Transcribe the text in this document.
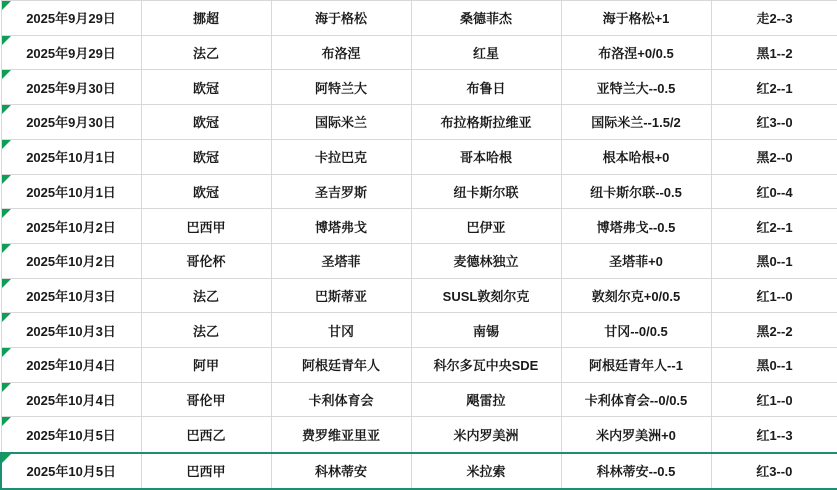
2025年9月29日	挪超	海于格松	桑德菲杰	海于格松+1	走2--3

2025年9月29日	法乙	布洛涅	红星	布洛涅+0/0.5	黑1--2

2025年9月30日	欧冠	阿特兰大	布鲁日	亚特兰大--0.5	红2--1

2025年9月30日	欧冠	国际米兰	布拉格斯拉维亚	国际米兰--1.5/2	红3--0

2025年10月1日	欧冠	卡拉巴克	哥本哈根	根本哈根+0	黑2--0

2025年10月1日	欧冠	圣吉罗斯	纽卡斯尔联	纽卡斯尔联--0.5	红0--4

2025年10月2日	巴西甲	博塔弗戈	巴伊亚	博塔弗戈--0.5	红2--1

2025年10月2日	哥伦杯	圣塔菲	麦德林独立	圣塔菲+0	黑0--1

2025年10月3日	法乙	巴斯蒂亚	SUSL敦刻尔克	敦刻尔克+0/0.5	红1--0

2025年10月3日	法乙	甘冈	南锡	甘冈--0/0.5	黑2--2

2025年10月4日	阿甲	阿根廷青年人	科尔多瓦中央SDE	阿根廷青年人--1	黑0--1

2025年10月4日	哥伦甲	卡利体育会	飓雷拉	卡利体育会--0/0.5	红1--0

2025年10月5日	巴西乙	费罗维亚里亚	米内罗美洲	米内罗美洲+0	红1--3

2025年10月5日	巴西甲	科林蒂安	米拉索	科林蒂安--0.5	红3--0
---
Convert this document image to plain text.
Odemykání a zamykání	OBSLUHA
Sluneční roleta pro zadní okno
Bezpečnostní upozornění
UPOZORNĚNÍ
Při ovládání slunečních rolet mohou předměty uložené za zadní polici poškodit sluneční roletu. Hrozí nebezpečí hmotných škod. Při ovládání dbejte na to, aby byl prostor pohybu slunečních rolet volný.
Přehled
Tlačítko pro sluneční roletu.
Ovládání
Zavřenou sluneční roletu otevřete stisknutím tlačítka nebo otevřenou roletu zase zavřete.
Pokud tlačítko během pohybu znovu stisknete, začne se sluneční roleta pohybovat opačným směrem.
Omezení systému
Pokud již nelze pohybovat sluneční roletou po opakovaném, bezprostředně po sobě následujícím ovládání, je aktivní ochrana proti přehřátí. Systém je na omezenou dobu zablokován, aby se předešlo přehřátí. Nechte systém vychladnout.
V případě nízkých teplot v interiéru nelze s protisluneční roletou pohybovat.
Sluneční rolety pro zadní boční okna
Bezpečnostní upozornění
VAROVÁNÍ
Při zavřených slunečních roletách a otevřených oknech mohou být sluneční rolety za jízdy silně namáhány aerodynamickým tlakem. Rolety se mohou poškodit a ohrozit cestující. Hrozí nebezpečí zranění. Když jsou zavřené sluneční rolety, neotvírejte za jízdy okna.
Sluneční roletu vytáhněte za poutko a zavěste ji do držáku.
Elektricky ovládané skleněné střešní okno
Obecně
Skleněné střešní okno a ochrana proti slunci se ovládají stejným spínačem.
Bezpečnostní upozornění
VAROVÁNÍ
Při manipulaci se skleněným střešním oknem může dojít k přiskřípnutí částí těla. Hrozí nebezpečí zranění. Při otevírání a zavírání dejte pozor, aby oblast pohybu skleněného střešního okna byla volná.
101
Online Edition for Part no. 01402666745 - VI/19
==
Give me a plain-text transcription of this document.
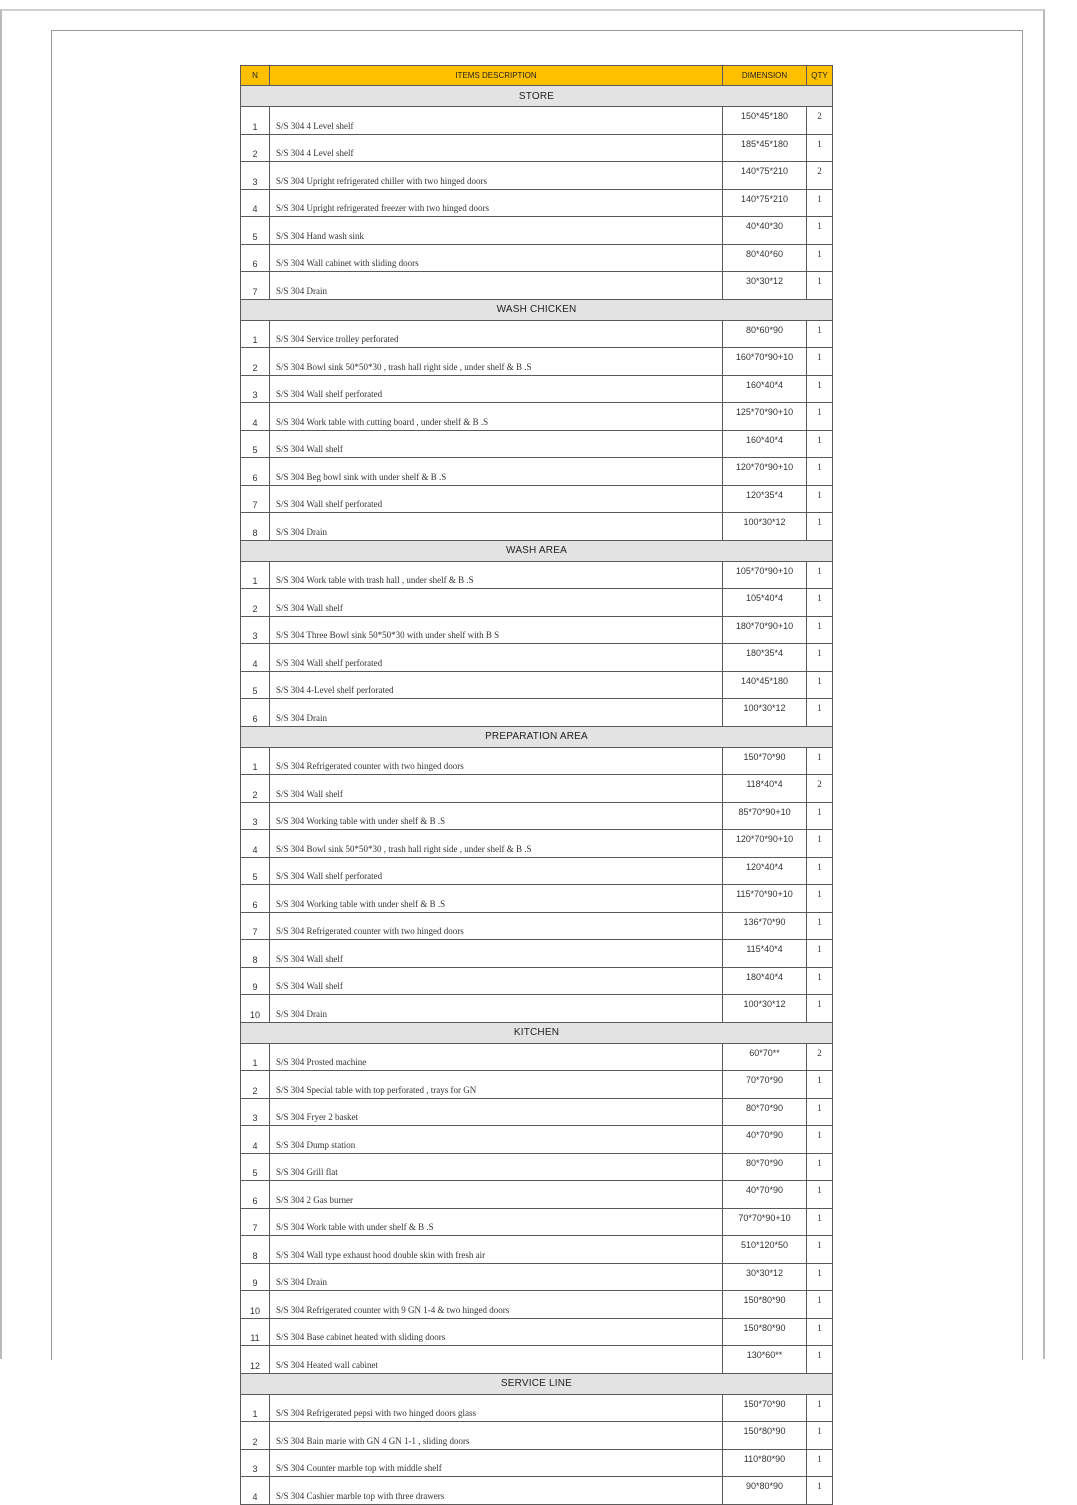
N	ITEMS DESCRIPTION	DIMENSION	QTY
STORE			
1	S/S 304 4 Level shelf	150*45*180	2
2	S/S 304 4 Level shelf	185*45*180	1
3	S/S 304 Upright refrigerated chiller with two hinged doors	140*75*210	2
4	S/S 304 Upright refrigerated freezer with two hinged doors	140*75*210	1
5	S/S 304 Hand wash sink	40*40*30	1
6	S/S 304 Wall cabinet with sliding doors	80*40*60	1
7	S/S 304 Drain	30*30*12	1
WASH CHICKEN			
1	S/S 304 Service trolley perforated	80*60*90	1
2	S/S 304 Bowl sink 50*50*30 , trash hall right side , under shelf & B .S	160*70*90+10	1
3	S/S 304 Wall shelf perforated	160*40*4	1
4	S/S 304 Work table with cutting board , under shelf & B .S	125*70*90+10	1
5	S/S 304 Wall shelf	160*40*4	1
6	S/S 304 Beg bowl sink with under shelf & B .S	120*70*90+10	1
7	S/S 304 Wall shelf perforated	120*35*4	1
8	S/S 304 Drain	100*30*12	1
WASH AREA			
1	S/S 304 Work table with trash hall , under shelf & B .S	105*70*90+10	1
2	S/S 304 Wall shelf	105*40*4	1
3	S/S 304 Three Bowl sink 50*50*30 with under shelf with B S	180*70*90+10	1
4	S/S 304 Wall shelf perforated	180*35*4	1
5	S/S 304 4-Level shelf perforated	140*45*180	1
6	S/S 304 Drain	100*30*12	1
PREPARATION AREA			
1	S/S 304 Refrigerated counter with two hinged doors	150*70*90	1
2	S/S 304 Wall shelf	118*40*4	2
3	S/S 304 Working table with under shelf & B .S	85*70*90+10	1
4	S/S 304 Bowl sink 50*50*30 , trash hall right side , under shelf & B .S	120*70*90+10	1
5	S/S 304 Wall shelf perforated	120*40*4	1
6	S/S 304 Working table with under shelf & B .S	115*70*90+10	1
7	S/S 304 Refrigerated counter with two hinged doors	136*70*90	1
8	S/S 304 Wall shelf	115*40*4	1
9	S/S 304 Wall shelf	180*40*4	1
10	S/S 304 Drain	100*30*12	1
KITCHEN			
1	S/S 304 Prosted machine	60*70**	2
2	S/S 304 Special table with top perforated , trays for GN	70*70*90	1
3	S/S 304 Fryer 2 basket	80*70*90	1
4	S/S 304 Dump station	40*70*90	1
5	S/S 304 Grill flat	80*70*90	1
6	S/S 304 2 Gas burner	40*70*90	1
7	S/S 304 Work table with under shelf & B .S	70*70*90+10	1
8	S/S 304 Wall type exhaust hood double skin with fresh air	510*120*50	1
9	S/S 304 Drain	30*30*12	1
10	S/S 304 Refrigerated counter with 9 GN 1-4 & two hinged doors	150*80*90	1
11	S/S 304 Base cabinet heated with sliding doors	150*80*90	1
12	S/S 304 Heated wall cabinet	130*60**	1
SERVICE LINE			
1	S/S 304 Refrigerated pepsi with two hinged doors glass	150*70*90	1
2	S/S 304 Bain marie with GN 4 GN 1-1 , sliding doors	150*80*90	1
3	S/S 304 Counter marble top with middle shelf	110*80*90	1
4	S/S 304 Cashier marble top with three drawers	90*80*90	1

| TASK GOAL |
Only the number is wanted: how many lines of the data contain the word "doors"?

| RESPONSE FOR THIS EXERCISE |
9